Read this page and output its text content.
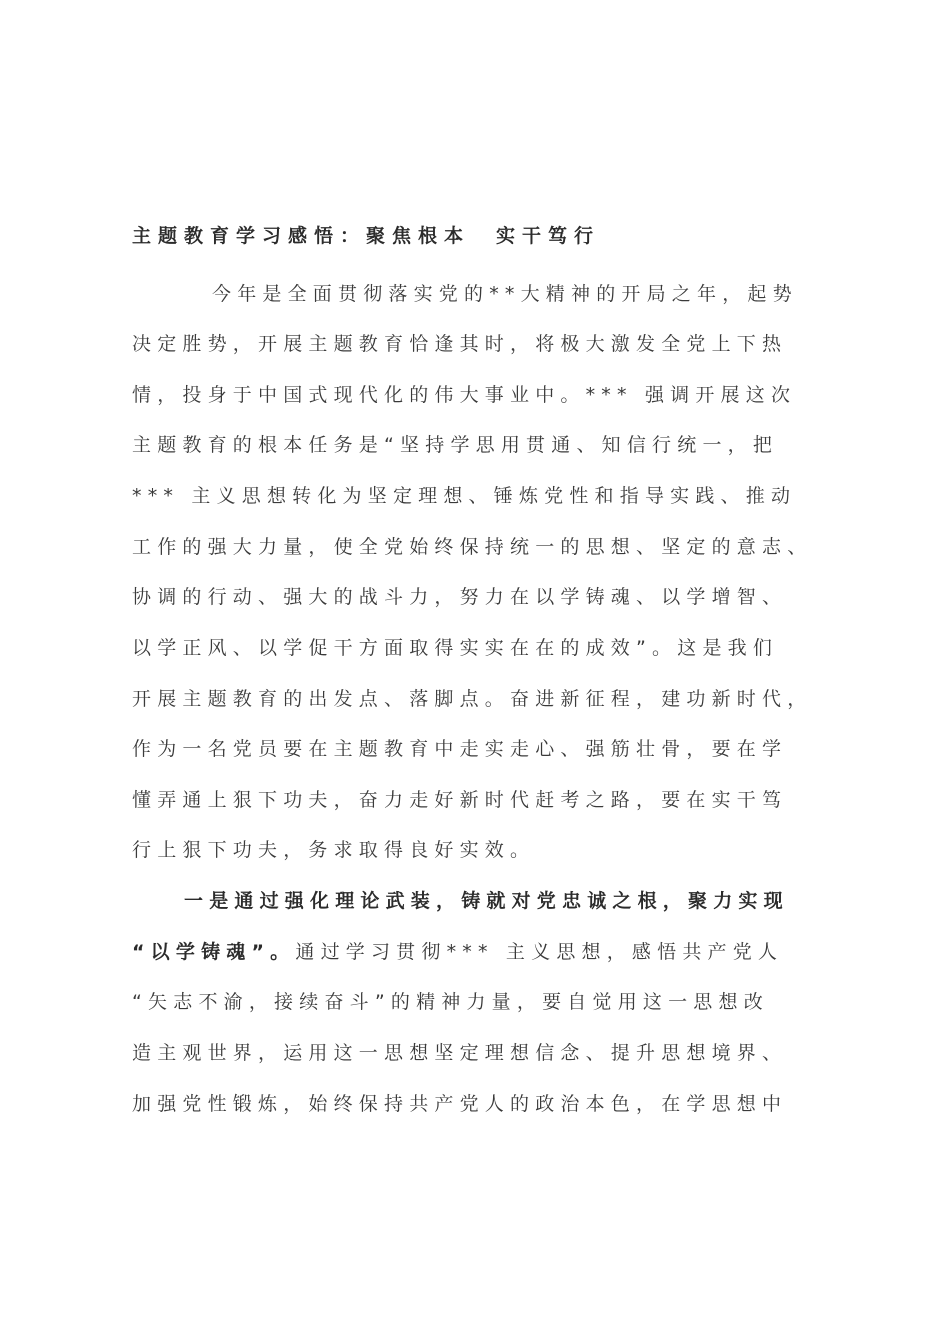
主题教育学习感悟：聚焦根本　实干笃行
今年是全面贯彻落实党的**大精神的开局之年，起势
决定胜势，开展主题教育恰逢其时，将极大激发全党上下热
情，投身于中国式现代化的伟大事业中。*** 强调开展这次
主题教育的根本任务是“坚持学思用贯通、知信行统一，把
*** 主义思想转化为坚定理想、锤炼党性和指导实践、推动
工作的强大力量，使全党始终保持统一的思想、坚定的意志、
协调的行动、强大的战斗力，努力在以学铸魂、以学增智、
以学正风、以学促干方面取得实实在在的成效”。这是我们
开展主题教育的出发点、落脚点。奋进新征程，建功新时代，
作为一名党员要在主题教育中走实走心、强筋壮骨，要在学
懂弄通上狠下功夫，奋力走好新时代赶考之路，要在实干笃
行上狠下功夫，务求取得良好实效。
一是通过强化理论武装，铸就对党忠诚之根，聚力实现
“以学铸魂”。通过学习贯彻*** 主义思想，感悟共产党人
“矢志不渝，接续奋斗”的精神力量，要自觉用这一思想改
造主观世界，运用这一思想坚定理想信念、提升思想境界、
加强党性锻炼，始终保持共产党人的政治本色，在学思想中
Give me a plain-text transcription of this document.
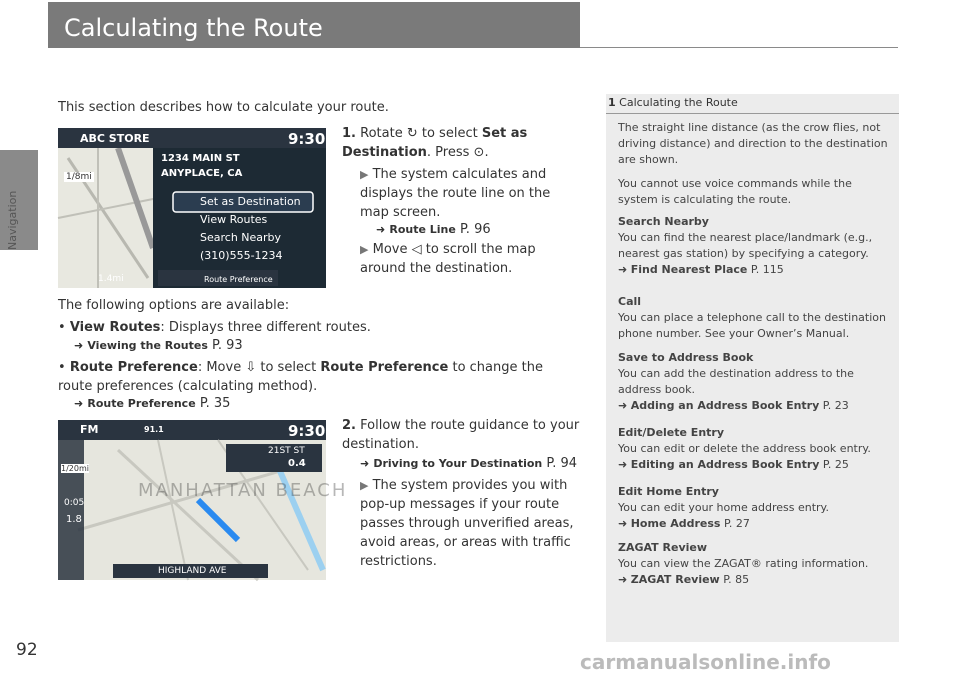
Navigation
Calculating the Route
This section describes how to calculate your route.
ABC STORE	9:30
1234 MAIN ST
ANYPLACE, CA
1/8mi
1.4mi
Set as Destination
View Routes
Search Nearby
(310)555-1234
Route Preference
1. Rotate ↻ to select Set as Destination. Press ⊙.
▶ The system calculates and displays the route line on the map screen.
➜ Route Line P. 96
▶ Move ◁ to scroll the map around the destination.
The following options are available:
• View Routes: Displays three different routes.
➜ Viewing the Routes P. 93
• Route Preference: Move ⇩ to select Route Preference to change the route preferences (calculating method).
➜ Route Preference P. 35
FM	91.1	9:30
21ST ST
0.4
1/20mi
0:05
1.8
MANHATTAN BEACH
HIGHLAND AVE
2. Follow the route guidance to your destination.
➜ Driving to Your Destination P. 94
▶ The system provides you with pop-up messages if your route passes through unverified areas, avoid areas, or areas with traffic restrictions.
1 Calculating the Route
The straight line distance (as the crow flies, not driving distance) and direction to the destination are shown.
You cannot use voice commands while the system is calculating the route.
Search Nearby
You can find the nearest place/landmark (e.g., nearest gas station) by specifying a category.
➜ Find Nearest Place P. 115
Call
You can place a telephone call to the destination phone number. See your Owner’s Manual.
Save to Address Book
You can add the destination address to the address book.
➜ Adding an Address Book Entry P. 23
Edit/Delete Entry
You can edit or delete the address book entry.
➜ Editing an Address Book Entry P. 25
Edit Home Entry
You can edit your home address entry.
➜ Home Address P. 27
ZAGAT Review
You can view the ZAGAT® rating information.
➜ ZAGAT Review P. 85
92	carmanualsonline.info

********

WHAT IS REQUIRED - Give back, word for word, every line from the one holding "Give me a plain-text" through the last line of the listing. Pictures are excluded.

ANSWER TO THE PROBLEM -
Give me a plain-text transcription of this document.
Navigation
Calculating the Route
This section describes how to calculate your route.
ABC STORE	9:30
1234 MAIN ST
ANYPLACE, CA
1/8mi
1.4mi
Set as Destination
View Routes
Search Nearby
(310)555-1234
Route Preference
1. Rotate ↻ to select Set as Destination. Press ⊙.
▶ The system calculates and displays the route line on the map screen.
➜ Route Line P. 96
▶ Move ◁ to scroll the map around the destination.
The following options are available:
• View Routes: Displays three different routes.
➜ Viewing the Routes P. 93
• Route Preference: Move ⇩ to select Route Preference to change the route preferences (calculating method).
➜ Route Preference P. 35
FM	91.1	9:30
21ST ST
0.4
1/20mi
0:05
1.8
MANHATTAN BEACH
HIGHLAND AVE
2. Follow the route guidance to your destination.
➜ Driving to Your Destination P. 94
▶ The system provides you with pop-up messages if your route passes through unverified areas, avoid areas, or areas with traffic restrictions.
1 Calculating the Route
The straight line distance (as the crow flies, not driving distance) and direction to the destination are shown.
You cannot use voice commands while the system is calculating the route.
Search Nearby
You can find the nearest place/landmark (e.g., nearest gas station) by specifying a category.
➜ Find Nearest Place P. 115
Call
You can place a telephone call to the destination phone number. See your Owner’s Manual.
Save to Address Book
You can add the destination address to the address book.
➜ Adding an Address Book Entry P. 23
Edit/Delete Entry
You can edit or delete the address book entry.
➜ Editing an Address Book Entry P. 25
Edit Home Entry
You can edit your home address entry.
➜ Home Address P. 27
ZAGAT Review
You can view the ZAGAT® rating information.
➜ ZAGAT Review P. 85
92	carmanualsonline.info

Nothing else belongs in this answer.